(Dataset items)
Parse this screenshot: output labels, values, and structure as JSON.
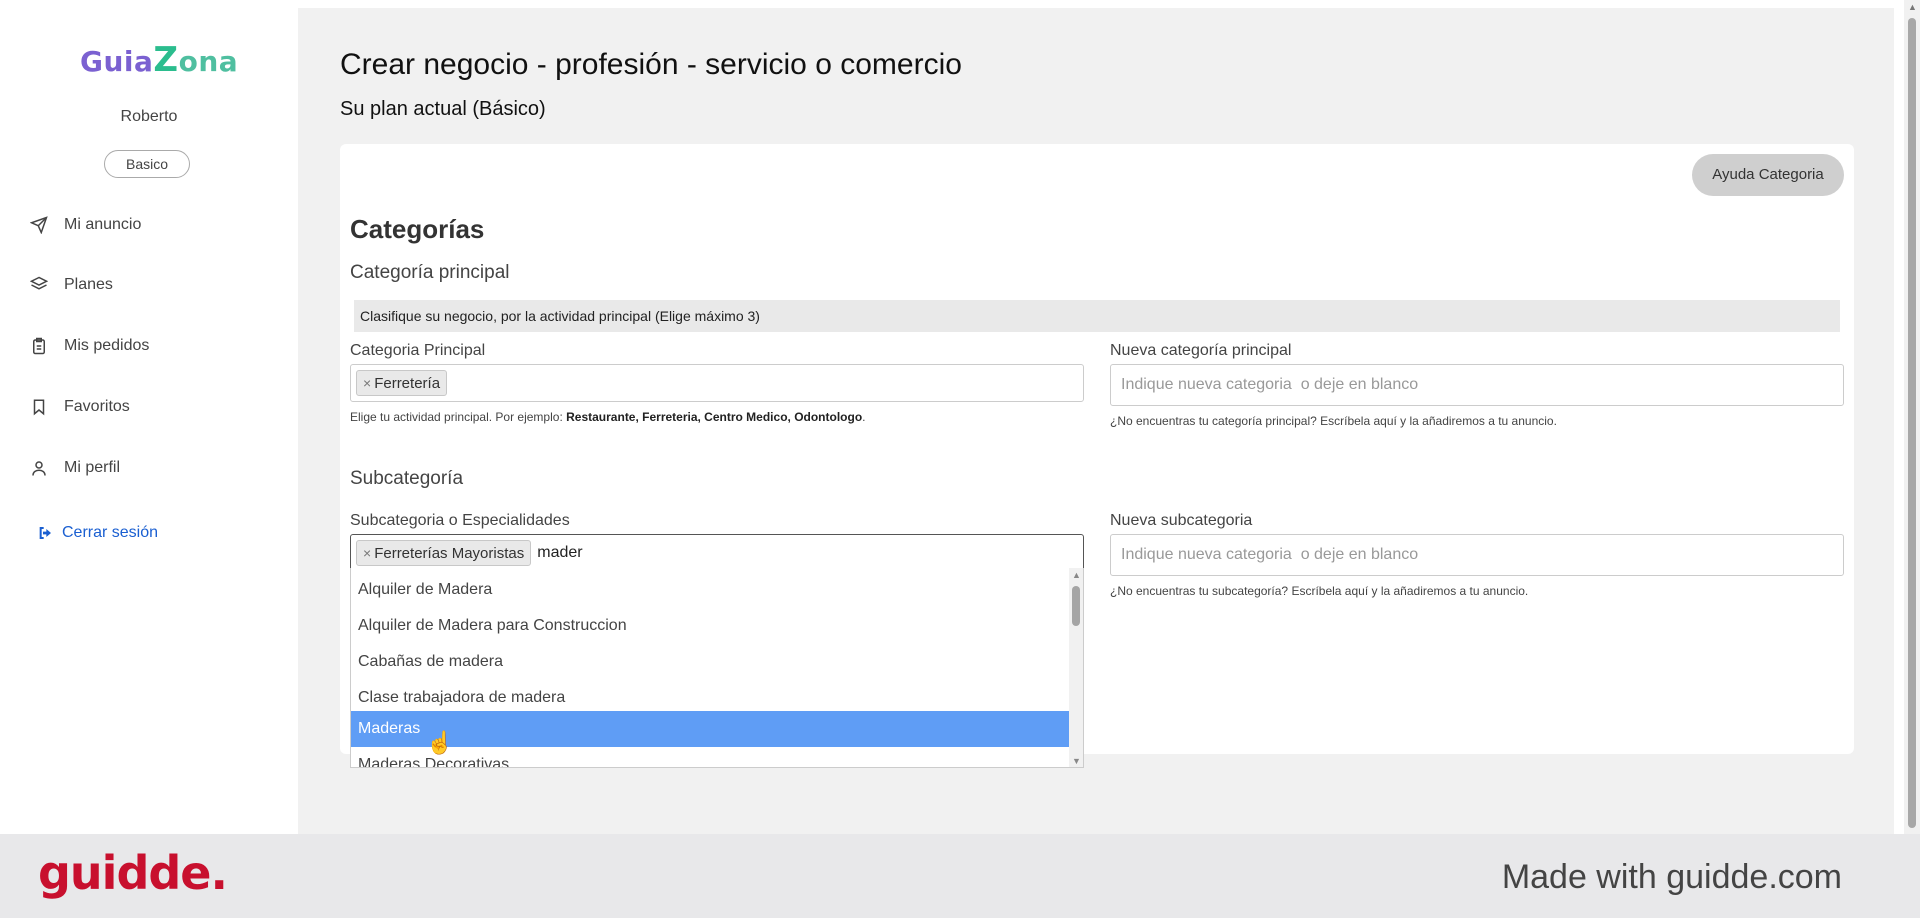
{
  "sidebar": {
    "logo": {
      "part1": "Guia",
      "z": "Z",
      "part2": "ona"
    },
    "username": "Roberto",
    "plan_badge": "Basico",
    "items": [
      {
        "label": "Mi anuncio",
        "icon": "send-icon"
      },
      {
        "label": "Planes",
        "icon": "layers-icon"
      },
      {
        "label": "Mis pedidos",
        "icon": "clipboard-icon"
      },
      {
        "label": "Favoritos",
        "icon": "bookmark-icon"
      },
      {
        "label": "Mi perfil",
        "icon": "user-icon"
      }
    ],
    "logout_label": "Cerrar sesión"
  },
  "main": {
    "title": "Crear negocio - profesión - servicio o comercio",
    "plan_line": "Su plan actual (Básico)",
    "help_button": "Ayuda Categoria",
    "section_title": "Categorías",
    "main_category": {
      "subtitle": "Categoría principal",
      "info": "Clasifique su negocio, por la actividad principal (Elige máximo 3)",
      "label": "Categoria Principal",
      "chip": "Ferretería",
      "help_prefix": "Elige tu actividad principal. Por ejemplo: ",
      "help_examples": "Restaurante, Ferreteria, Centro Medico, Odontologo",
      "help_suffix": ".",
      "new_label": "Nueva categoría principal",
      "new_placeholder": "Indique nueva categoria  o deje en blanco",
      "new_help": "¿No encuentras tu categoría principal? Escríbela aquí y la añadiremos a tu anuncio."
    },
    "subcategory": {
      "subtitle": "Subcategoría",
      "label": "Subcategoria o Especialidades",
      "chip": "Ferreterías Mayoristas",
      "typed": "mader",
      "new_label": "Nueva subcategoria",
      "new_placeholder": "Indique nueva categoria  o deje en blanco",
      "new_help": "¿No encuentras tu subcategoría? Escríbela aquí y la añadiremos a tu anuncio.",
      "options": [
        "Alquiler de Madera",
        "Alquiler de Madera para Construccion",
        "Cabañas de madera",
        "Clase trabajadora de madera",
        "Maderas",
        "Maderas Decorativas"
      ],
      "active_option": "Maderas"
    }
  },
  "footer": {
    "brand": "guidde.",
    "made_with": "Made with guidde.com"
  },
  "colors": {
    "accent_blue": "#1a5fd1",
    "highlight": "#5f9df5",
    "brand_red": "#c8102e"
  }
}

### Task prompt
Report the number of lines above that contain the word "guidde", and only that number.

### Complete answer
2